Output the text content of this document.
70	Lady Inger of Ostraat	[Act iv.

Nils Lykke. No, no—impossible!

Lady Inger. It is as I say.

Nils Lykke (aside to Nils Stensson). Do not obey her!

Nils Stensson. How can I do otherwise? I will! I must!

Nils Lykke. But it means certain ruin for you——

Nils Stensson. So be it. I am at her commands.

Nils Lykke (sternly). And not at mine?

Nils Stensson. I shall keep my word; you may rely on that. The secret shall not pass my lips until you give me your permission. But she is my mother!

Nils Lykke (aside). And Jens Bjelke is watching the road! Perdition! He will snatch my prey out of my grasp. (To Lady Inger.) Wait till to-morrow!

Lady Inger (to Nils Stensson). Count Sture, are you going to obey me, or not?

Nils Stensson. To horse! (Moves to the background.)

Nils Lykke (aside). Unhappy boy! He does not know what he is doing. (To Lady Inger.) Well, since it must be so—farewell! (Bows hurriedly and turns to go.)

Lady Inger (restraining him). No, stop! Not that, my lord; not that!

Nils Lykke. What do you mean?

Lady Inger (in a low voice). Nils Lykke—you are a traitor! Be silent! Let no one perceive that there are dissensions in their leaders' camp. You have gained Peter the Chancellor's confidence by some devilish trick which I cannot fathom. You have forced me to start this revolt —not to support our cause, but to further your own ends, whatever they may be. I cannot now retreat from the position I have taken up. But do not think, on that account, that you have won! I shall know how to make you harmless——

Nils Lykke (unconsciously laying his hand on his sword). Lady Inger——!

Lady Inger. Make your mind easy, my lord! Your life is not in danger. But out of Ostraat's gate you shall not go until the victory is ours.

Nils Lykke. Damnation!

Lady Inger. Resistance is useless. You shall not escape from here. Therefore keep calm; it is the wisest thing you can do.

## REQUIREMENTS
Write out the whole listing exactly.

## CORRECT OUTPUT
Output the text content of this document.
70	Lady Inger of Ostraat	[Act iv.

Nils Lykke. No, no—impossible!

Lady Inger. It is as I say.

Nils Lykke (aside to Nils Stensson). Do not obey her!

Nils Stensson. How can I do otherwise? I will! I must!

Nils Lykke. But it means certain ruin for you——

Nils Stensson. So be it. I am at her commands.

Nils Lykke (sternly). And not at mine?

Nils Stensson. I shall keep my word; you may rely on that. The secret shall not pass my lips until you give me your permission. But she is my mother!

Nils Lykke (aside). And Jens Bjelke is watching the road! Perdition! He will snatch my prey out of my grasp. (To Lady Inger.) Wait till to-morrow!

Lady Inger (to Nils Stensson). Count Sture, are you going to obey me, or not?

Nils Stensson. To horse! (Moves to the background.)

Nils Lykke (aside). Unhappy boy! He does not know what he is doing. (To Lady Inger.) Well, since it must be so—farewell! (Bows hurriedly and turns to go.)

Lady Inger (restraining him). No, stop! Not that, my lord; not that!

Nils Lykke. What do you mean?

Lady Inger (in a low voice). Nils Lykke—you are a traitor! Be silent! Let no one perceive that there are dissensions in their leaders' camp. You have gained Peter the Chancellor's confidence by some devilish trick which I cannot fathom. You have forced me to start this revolt —not to support our cause, but to further your own ends, whatever they may be. I cannot now retreat from the position I have taken up. But do not think, on that account, that you have won! I shall know how to make you harmless——

Nils Lykke (unconsciously laying his hand on his sword). Lady Inger——!

Lady Inger. Make your mind easy, my lord! Your life is not in danger. But out of Ostraat's gate you shall not go until the victory is ours.

Nils Lykke. Damnation!

Lady Inger. Resistance is useless. You shall not escape from here. Therefore keep calm; it is the wisest thing you can do.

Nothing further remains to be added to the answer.